=== Your task ===
Make an exact copy of all the data.

=== Supplied material ===

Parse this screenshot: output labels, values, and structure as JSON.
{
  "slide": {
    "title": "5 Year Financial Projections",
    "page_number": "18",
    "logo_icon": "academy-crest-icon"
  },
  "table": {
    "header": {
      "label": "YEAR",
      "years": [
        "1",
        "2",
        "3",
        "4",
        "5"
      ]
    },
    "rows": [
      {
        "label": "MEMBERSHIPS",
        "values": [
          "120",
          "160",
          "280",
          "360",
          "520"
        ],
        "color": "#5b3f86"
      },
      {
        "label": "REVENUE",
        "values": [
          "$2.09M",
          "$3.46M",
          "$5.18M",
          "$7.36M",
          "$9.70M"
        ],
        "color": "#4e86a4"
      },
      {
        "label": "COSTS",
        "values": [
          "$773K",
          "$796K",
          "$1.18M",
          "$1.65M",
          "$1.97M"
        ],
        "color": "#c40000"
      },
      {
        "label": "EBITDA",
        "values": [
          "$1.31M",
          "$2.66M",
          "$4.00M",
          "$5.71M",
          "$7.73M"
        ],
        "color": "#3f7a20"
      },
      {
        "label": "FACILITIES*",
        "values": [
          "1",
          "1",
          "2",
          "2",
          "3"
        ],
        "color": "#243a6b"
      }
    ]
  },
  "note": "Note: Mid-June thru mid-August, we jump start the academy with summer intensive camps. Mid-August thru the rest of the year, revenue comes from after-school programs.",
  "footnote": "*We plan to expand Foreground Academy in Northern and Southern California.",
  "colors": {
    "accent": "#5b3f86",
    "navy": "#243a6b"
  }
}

=== Completed task ===
Parse this screenshot: output labels, values, and structure as JSON.
{
  "slide": {
    "title": "5 Year Financial Projections",
    "page_number": "18",
    "logo_icon": "academy-crest-icon"
  },
  "table": {
    "header": {
      "label": "YEAR",
      "years": [
        "1",
        "2",
        "3",
        "4",
        "5"
      ]
    },
    "rows": [
      {
        "label": "MEMBERSHIPS",
        "values": [
          "120",
          "160",
          "280",
          "360",
          "520"
        ],
        "color": "#5b3f86"
      },
      {
        "label": "REVENUE",
        "values": [
          "$2.09M",
          "$3.46M",
          "$5.18M",
          "$7.36M",
          "$9.70M"
        ],
        "color": "#4e86a4"
      },
      {
        "label": "COSTS",
        "values": [
          "$773K",
          "$796K",
          "$1.18M",
          "$1.65M",
          "$1.97M"
        ],
        "color": "#c40000"
      },
      {
        "label": "EBITDA",
        "values": [
          "$1.31M",
          "$2.66M",
          "$4.00M",
          "$5.71M",
          "$7.73M"
        ],
        "color": "#3f7a20"
      },
      {
        "label": "FACILITIES*",
        "values": [
          "1",
          "1",
          "2",
          "2",
          "3"
        ],
        "color": "#243a6b"
      }
    ]
  },
  "note": "Note: Mid-June thru mid-August, we jump start the academy with summer intensive camps. Mid-August thru the rest of the year, revenue comes from after-school programs.",
  "footnote": "*We plan to expand Foreground Academy in Northern and Southern California.",
  "colors": {
    "accent": "#5b3f86",
    "navy": "#243a6b"
  }
}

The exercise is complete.